* [Records]
________________________

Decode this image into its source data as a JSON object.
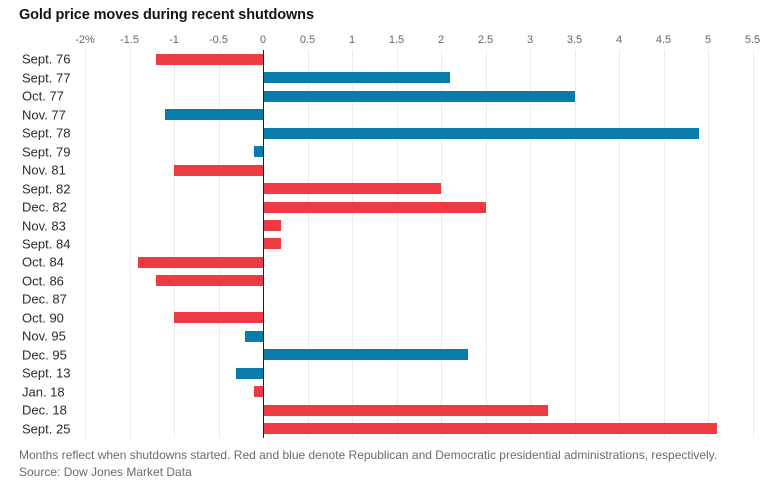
{
  "title": "Gold price moves during recent shutdowns",
  "footer": {
    "note": "Months reflect when shutdowns started. Red and blue denote Republican and Democratic presidential administrations, respectively.",
    "source": "Source: Dow Jones Market Data"
  },
  "colors": {
    "republican": "#ee3a43",
    "democratic": "#0a7cab",
    "gridline": "#ebebeb",
    "axis": "#222222"
  },
  "chart_data": {
    "type": "bar",
    "orientation": "horizontal",
    "title": "Gold price moves during recent shutdowns",
    "unit": "percent",
    "xlim": [
      -2.07,
      5.75
    ],
    "x_ticks": [
      -2,
      -1.5,
      -1,
      -0.5,
      0,
      0.5,
      1,
      1.5,
      2,
      2.5,
      3,
      3.5,
      4,
      4.5,
      5,
      5.5
    ],
    "x_tick_labels": [
      "-2%",
      "-1.5",
      "-1",
      "-0.5",
      "0",
      "0.5",
      "1",
      "1.5",
      "2",
      "2.5",
      "3",
      "3.5",
      "4",
      "4.5",
      "5",
      "5.5"
    ],
    "grid": true,
    "legend": {
      "red": "Republican administration",
      "blue": "Democratic administration"
    },
    "categories": [
      "Sept. 76",
      "Sept. 77",
      "Oct. 77",
      "Nov. 77",
      "Sept. 78",
      "Sept. 79",
      "Nov. 81",
      "Sept. 82",
      "Dec. 82",
      "Nov. 83",
      "Sept. 84",
      "Oct. 84",
      "Oct. 86",
      "Dec. 87",
      "Oct. 90",
      "Nov. 95",
      "Dec. 95",
      "Sept. 13",
      "Jan. 18",
      "Dec. 18",
      "Sept. 25"
    ],
    "values": [
      -1.2,
      2.1,
      3.5,
      -1.1,
      4.9,
      -0.1,
      -1.0,
      2.0,
      2.5,
      0.2,
      0.2,
      -1.4,
      -1.2,
      0.0,
      -1.0,
      -0.2,
      2.3,
      -0.3,
      -0.1,
      3.2,
      5.1
    ],
    "parties": [
      "R",
      "D",
      "D",
      "D",
      "D",
      "D",
      "R",
      "R",
      "R",
      "R",
      "R",
      "R",
      "R",
      "R",
      "R",
      "D",
      "D",
      "D",
      "R",
      "R",
      "R"
    ]
  }
}
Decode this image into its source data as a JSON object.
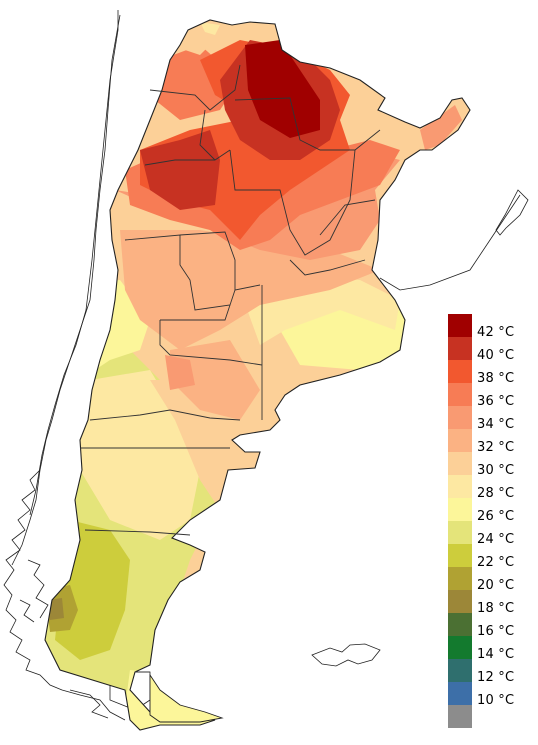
{
  "legend": {
    "entries": [
      {
        "label": "42 °C",
        "color": "#a00000"
      },
      {
        "label": "40 °C",
        "color": "#c73222"
      },
      {
        "label": "38 °C",
        "color": "#f2582f"
      },
      {
        "label": "36 °C",
        "color": "#f77c55"
      },
      {
        "label": "34 °C",
        "color": "#f99a72"
      },
      {
        "label": "32 °C",
        "color": "#fbb283"
      },
      {
        "label": "30 °C",
        "color": "#fcd098"
      },
      {
        "label": "28 °C",
        "color": "#fde8a2"
      },
      {
        "label": "26 °C",
        "color": "#fcf69a"
      },
      {
        "label": "24 °C",
        "color": "#e4e47a"
      },
      {
        "label": "22 °C",
        "color": "#cdcd3c"
      },
      {
        "label": "20 °C",
        "color": "#b0a233"
      },
      {
        "label": "18 °C",
        "color": "#9c8738"
      },
      {
        "label": "16 °C",
        "color": "#4b7033"
      },
      {
        "label": "14 °C",
        "color": "#137a2e"
      },
      {
        "label": "12 °C",
        "color": "#2f6f6e"
      },
      {
        "label": "10 °C",
        "color": "#3d6fa8"
      },
      {
        "label": "",
        "color": "#8c8c8c"
      }
    ]
  }
}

________________________

From the entries, report each line that includes the word "blue".

    "note": "Months reflect when shutdowns started. Red and blue denote Republican and Democratic presidential administrations, respectively.",
      "blue": "Democratic administration"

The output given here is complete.